(Extracts from a graphics dataset)
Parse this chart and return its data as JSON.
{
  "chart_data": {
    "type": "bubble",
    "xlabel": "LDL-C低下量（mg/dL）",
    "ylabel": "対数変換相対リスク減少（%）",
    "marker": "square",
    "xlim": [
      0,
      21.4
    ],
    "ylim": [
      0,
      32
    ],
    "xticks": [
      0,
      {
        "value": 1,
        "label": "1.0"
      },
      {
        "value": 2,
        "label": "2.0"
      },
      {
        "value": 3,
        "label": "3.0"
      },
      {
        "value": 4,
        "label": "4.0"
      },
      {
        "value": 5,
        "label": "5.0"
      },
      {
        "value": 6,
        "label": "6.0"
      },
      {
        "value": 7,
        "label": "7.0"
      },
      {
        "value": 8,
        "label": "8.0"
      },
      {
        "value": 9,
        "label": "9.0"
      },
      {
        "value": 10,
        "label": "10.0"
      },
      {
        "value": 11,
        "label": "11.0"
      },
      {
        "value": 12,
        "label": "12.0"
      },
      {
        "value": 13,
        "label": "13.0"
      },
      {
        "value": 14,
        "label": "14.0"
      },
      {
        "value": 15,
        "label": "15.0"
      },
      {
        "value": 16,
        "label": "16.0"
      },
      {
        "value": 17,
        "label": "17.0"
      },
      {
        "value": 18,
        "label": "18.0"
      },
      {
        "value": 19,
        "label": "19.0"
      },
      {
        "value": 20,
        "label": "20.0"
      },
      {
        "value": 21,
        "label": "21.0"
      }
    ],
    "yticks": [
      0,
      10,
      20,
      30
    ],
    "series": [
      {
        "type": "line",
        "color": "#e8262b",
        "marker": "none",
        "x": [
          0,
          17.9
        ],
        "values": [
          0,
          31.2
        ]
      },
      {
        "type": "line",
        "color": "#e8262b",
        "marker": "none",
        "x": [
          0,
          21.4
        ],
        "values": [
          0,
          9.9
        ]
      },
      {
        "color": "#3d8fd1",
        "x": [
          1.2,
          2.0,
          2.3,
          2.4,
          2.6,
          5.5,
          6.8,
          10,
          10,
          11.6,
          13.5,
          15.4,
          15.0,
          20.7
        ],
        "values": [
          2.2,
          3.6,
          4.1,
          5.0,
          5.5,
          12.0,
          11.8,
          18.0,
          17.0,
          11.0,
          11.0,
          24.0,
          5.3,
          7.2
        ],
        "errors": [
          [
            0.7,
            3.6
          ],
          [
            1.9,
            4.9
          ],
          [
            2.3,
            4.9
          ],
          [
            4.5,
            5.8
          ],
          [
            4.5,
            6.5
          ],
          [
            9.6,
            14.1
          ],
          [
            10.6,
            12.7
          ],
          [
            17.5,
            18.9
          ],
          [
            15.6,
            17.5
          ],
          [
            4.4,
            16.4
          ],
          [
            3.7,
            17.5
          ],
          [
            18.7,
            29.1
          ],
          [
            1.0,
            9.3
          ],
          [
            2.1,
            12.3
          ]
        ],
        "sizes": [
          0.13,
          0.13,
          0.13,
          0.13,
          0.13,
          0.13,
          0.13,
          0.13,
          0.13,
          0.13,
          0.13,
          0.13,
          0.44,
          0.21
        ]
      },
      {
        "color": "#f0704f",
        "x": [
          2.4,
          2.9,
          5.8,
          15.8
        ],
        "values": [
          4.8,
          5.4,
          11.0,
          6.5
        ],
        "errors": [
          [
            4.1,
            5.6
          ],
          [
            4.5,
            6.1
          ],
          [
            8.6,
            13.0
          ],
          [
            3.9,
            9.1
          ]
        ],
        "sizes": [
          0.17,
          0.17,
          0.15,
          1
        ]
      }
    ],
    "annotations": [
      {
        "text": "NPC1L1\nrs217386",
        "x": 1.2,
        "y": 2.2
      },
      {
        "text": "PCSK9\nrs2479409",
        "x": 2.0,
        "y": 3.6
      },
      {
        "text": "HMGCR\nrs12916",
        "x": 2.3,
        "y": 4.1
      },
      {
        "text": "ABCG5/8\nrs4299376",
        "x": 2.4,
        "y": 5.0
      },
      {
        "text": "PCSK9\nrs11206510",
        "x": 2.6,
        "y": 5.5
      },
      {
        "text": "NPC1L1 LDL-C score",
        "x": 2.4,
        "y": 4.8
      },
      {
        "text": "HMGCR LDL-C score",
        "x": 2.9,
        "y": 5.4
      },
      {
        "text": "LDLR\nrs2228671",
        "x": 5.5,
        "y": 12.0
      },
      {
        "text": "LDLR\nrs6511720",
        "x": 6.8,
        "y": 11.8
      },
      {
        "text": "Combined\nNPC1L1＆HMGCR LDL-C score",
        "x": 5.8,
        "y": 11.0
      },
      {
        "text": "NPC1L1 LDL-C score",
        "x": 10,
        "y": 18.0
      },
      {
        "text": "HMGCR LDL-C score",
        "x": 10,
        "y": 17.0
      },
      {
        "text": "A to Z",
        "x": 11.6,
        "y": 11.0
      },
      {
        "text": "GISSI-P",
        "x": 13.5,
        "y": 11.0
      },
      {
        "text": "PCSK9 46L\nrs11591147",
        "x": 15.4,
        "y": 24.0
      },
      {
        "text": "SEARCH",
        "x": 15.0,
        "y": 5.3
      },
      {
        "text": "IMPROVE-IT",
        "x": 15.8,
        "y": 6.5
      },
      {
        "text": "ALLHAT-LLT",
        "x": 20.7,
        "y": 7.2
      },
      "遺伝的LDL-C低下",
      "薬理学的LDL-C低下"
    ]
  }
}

# Work to do
Gather from the data above every line with the string "LDLR".

# Task answer
        "text": "LDLR\nrs2228671",
        "text": "LDLR\nrs6511720",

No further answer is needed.